◆ YOUR INSTRUCTIONS:
Going through the material below, please gather all lines with the word "SOLIDWORKS" in them.

◆ STORED ROWS:

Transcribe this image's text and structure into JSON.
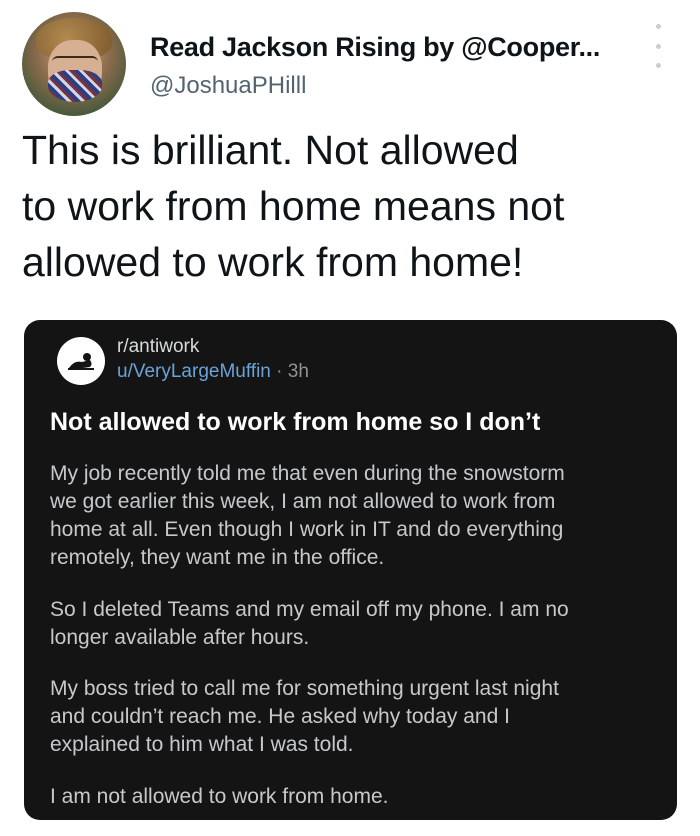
{
  "tweet": {
    "display_name": "Read Jackson Rising by @Cooper...",
    "handle": "@JoshuaPHilll",
    "text_lines": [
      "This is brilliant. Not allowed",
      "to work from home means not",
      "allowed to work from home!"
    ]
  },
  "post": {
    "subreddit": "r/antiwork",
    "user": "u/VeryLargeMuffin",
    "separator": "·",
    "age": "3h",
    "title": "Not allowed to work from home so I don’t",
    "paragraphs": [
      [
        "My job recently told me that even during the snowstorm",
        "we got earlier this week, I am not allowed to work from",
        "home at all. Even though I work in IT and do everything",
        "remotely, they want me in the office."
      ],
      [
        "So I deleted Teams and my email off my phone. I am no",
        "longer available after hours."
      ],
      [
        "My boss tried to call me for something urgent last night",
        "and couldn’t reach me. He asked why today and I",
        "explained to him what I was told."
      ],
      [
        "I am not allowed to work from home."
      ]
    ]
  },
  "icons": {
    "avatar": "profile-photo",
    "more": "more-options-icon",
    "subreddit_icon": "subreddit-avatar-icon"
  },
  "colors": {
    "card_bg": "#141414",
    "username_link": "#6aa3d9",
    "handle_gray": "#536471"
  }
}
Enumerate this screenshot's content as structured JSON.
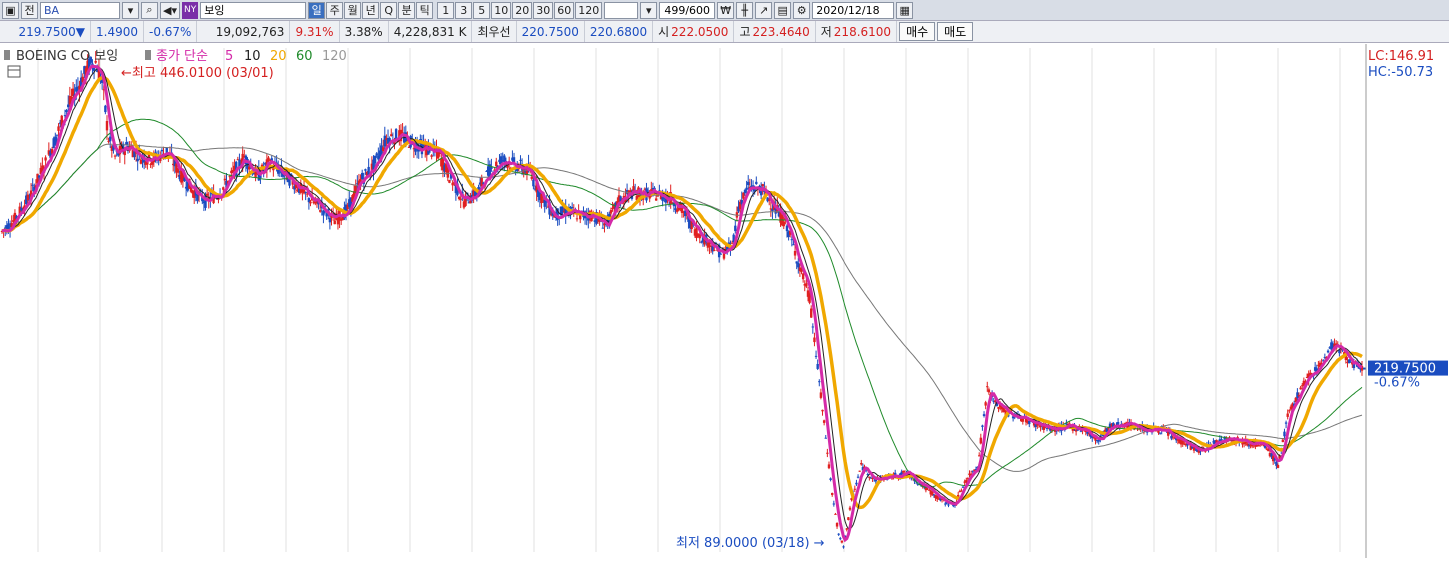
{
  "toolbar": {
    "code": "BA",
    "exchange_badge": "NY",
    "name": "보잉",
    "periods": [
      "일",
      "주",
      "월",
      "년",
      "Q",
      "분",
      "틱"
    ],
    "active_period": "일",
    "minutes": [
      "1",
      "3",
      "5",
      "10",
      "20",
      "30",
      "60",
      "120"
    ],
    "count": "499/600",
    "date": "2020/12/18",
    "label_prev": "전"
  },
  "quote": {
    "price": "219.7500▼",
    "change": "1.4900",
    "change_pct": "-0.67%",
    "volume": "19,092,763",
    "vol_pct": "9.31%",
    "vol_pct2": "3.38%",
    "amount": "4,228,831 K",
    "bid_label": "최우선",
    "bid1": "220.7500",
    "bid2": "220.6800",
    "open_label": "시",
    "open": "222.0500",
    "high_label": "고",
    "high": "223.4640",
    "low_label": "저",
    "low": "218.6100",
    "buy_label": "매수",
    "sell_label": "매도"
  },
  "legend": {
    "name": "BOEING CO  보잉",
    "ma_label": "종가 단순",
    "ma_periods": [
      "5",
      "10",
      "20",
      "60",
      "120"
    ]
  },
  "colors": {
    "up": "#e02020",
    "down": "#1a4cc0",
    "ma5": "#d42aa8",
    "ma10": "#222222",
    "ma20": "#f0a800",
    "ma60": "#1f8a2a",
    "ma120": "#777777",
    "grid": "#d0d0d0",
    "price_tag": "#1a4cc0"
  },
  "chart_data": {
    "type": "candlestick",
    "ylim": [
      88,
      450
    ],
    "yticks": [
      "100,0000",
      "125,0000",
      "150,0000",
      "175,0000",
      "200,0000",
      "225,0000",
      "250,0000",
      "275,0000",
      "300,0000",
      "325,0000",
      "350,0000",
      "375,0000",
      "400,0000",
      "425,0000"
    ],
    "last_price": "219.7500",
    "last_change": "-0.67%",
    "lc": "LC:146.91",
    "hc": "HC:-50.73",
    "high_annotation": "←최고 446.0100 (03/01)",
    "low_annotation": "최저 89.0000 (03/18) →",
    "anchors": [
      [
        0,
        318
      ],
      [
        8,
        327
      ],
      [
        18,
        345
      ],
      [
        28,
        370
      ],
      [
        38,
        400
      ],
      [
        46,
        420
      ],
      [
        54,
        438
      ],
      [
        58,
        440
      ],
      [
        62,
        425
      ],
      [
        66,
        385
      ],
      [
        70,
        372
      ],
      [
        78,
        380
      ],
      [
        86,
        372
      ],
      [
        94,
        370
      ],
      [
        102,
        376
      ],
      [
        110,
        360
      ],
      [
        118,
        348
      ],
      [
        126,
        340
      ],
      [
        134,
        345
      ],
      [
        142,
        358
      ],
      [
        150,
        372
      ],
      [
        158,
        358
      ],
      [
        166,
        368
      ],
      [
        174,
        360
      ],
      [
        182,
        352
      ],
      [
        190,
        342
      ],
      [
        198,
        335
      ],
      [
        206,
        326
      ],
      [
        214,
        334
      ],
      [
        222,
        355
      ],
      [
        230,
        365
      ],
      [
        238,
        385
      ],
      [
        246,
        387
      ],
      [
        254,
        382
      ],
      [
        262,
        378
      ],
      [
        270,
        374
      ],
      [
        278,
        356
      ],
      [
        286,
        340
      ],
      [
        294,
        346
      ],
      [
        302,
        362
      ],
      [
        310,
        370
      ],
      [
        318,
        366
      ],
      [
        326,
        362
      ],
      [
        334,
        343
      ],
      [
        342,
        330
      ],
      [
        350,
        333
      ],
      [
        358,
        330
      ],
      [
        366,
        330
      ],
      [
        374,
        323
      ],
      [
        382,
        340
      ],
      [
        390,
        346
      ],
      [
        398,
        345
      ],
      [
        406,
        345
      ],
      [
        414,
        342
      ],
      [
        422,
        332
      ],
      [
        430,
        318
      ],
      [
        438,
        310
      ],
      [
        446,
        302
      ],
      [
        452,
        308
      ],
      [
        456,
        336
      ],
      [
        462,
        350
      ],
      [
        470,
        349
      ],
      [
        478,
        336
      ],
      [
        486,
        322
      ],
      [
        494,
        292
      ],
      [
        500,
        270
      ],
      [
        506,
        210
      ],
      [
        510,
        170
      ],
      [
        514,
        130
      ],
      [
        518,
        100
      ],
      [
        521,
        92
      ],
      [
        526,
        125
      ],
      [
        532,
        150
      ],
      [
        540,
        140
      ],
      [
        550,
        142
      ],
      [
        560,
        145
      ],
      [
        570,
        136
      ],
      [
        578,
        128
      ],
      [
        584,
        124
      ],
      [
        590,
        122
      ],
      [
        596,
        138
      ],
      [
        604,
        150
      ],
      [
        610,
        205
      ],
      [
        615,
        195
      ],
      [
        622,
        188
      ],
      [
        630,
        185
      ],
      [
        640,
        180
      ],
      [
        650,
        176
      ],
      [
        660,
        178
      ],
      [
        670,
        176
      ],
      [
        678,
        168
      ],
      [
        686,
        178
      ],
      [
        694,
        180
      ],
      [
        702,
        178
      ],
      [
        710,
        176
      ],
      [
        718,
        176
      ],
      [
        726,
        170
      ],
      [
        734,
        165
      ],
      [
        742,
        160
      ],
      [
        750,
        166
      ],
      [
        758,
        170
      ],
      [
        766,
        168
      ],
      [
        774,
        166
      ],
      [
        782,
        164
      ],
      [
        790,
        150
      ],
      [
        796,
        185
      ],
      [
        804,
        205
      ],
      [
        812,
        218
      ],
      [
        818,
        225
      ],
      [
        824,
        238
      ],
      [
        830,
        232
      ],
      [
        836,
        223
      ],
      [
        842,
        220
      ]
    ]
  }
}
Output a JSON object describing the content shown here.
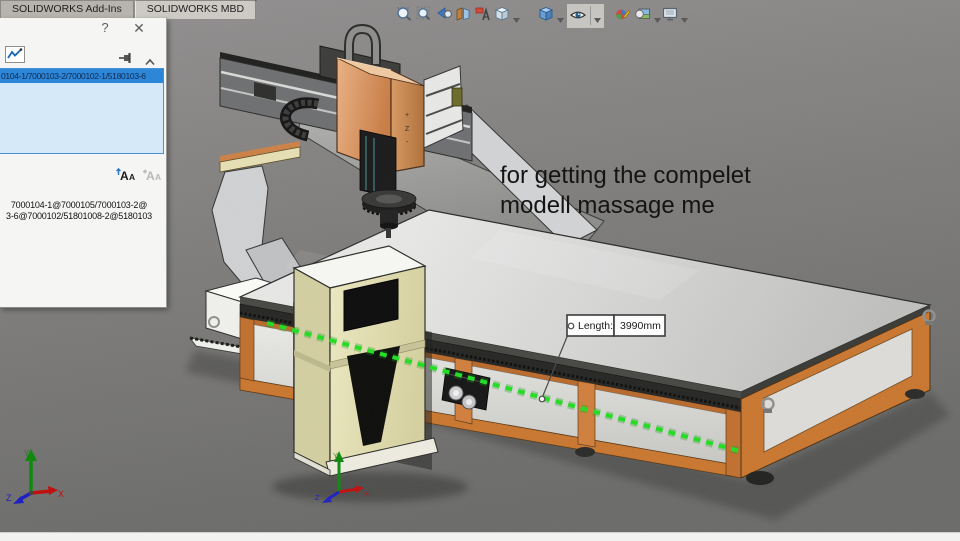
{
  "window": {
    "tabs": [
      {
        "label": "SOLIDWORKS Add-Ins",
        "active": false
      },
      {
        "label": "SOLIDWORKS MBD",
        "active": true
      }
    ]
  },
  "hud_toolbar": {
    "icons": [
      "zoom-to-fit",
      "zoom-to-area",
      "previous-view",
      "section-view",
      "annotation-views",
      "view-orientation",
      "display-style",
      "hide-show-items",
      "edit-appearance",
      "apply-scene",
      "view-settings"
    ]
  },
  "measure_dialog": {
    "help_label": "?",
    "close_label": "✕",
    "icons": [
      "measurement-history",
      "pin",
      "collapse-chevron",
      "font-increase",
      "font-decrease"
    ],
    "font_icon_glyph": "A",
    "selection_list": {
      "items": [
        {
          "text": "0104-1/7000103-2/7000102-1/5180103-6",
          "selected": true
        }
      ]
    },
    "results": {
      "line1": "7000104-1@7000105/7000103-2@",
      "line2": "3-6@7000102/51801008-2@5180103"
    }
  },
  "viewport": {
    "annotation": {
      "line1": "for getting the compelet",
      "line2": "modell massage me"
    },
    "measure_callout": {
      "label": "Length:",
      "value": "3990mm"
    },
    "origin_triad": {
      "x": "X",
      "y": "Y",
      "z": "Z"
    },
    "view_triad": {
      "x": "X",
      "y": "Y",
      "z": "Z"
    },
    "head_markings": {
      "plus": "+",
      "z": "Z",
      "minus": "-"
    },
    "colors": {
      "highlight_green": "#1fd41f",
      "frame_orange": "#c9762f",
      "head_copper": "#dd9d68",
      "cabinet_cream": "#e3dfb3",
      "table_silver": "#d7d8d6",
      "background_gray": "#7e7d7b"
    }
  }
}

◆ TASK OUTPUT:
        "label": "SOLIDWORKS Add-Ins",
        "label": "SOLIDWORKS MBD",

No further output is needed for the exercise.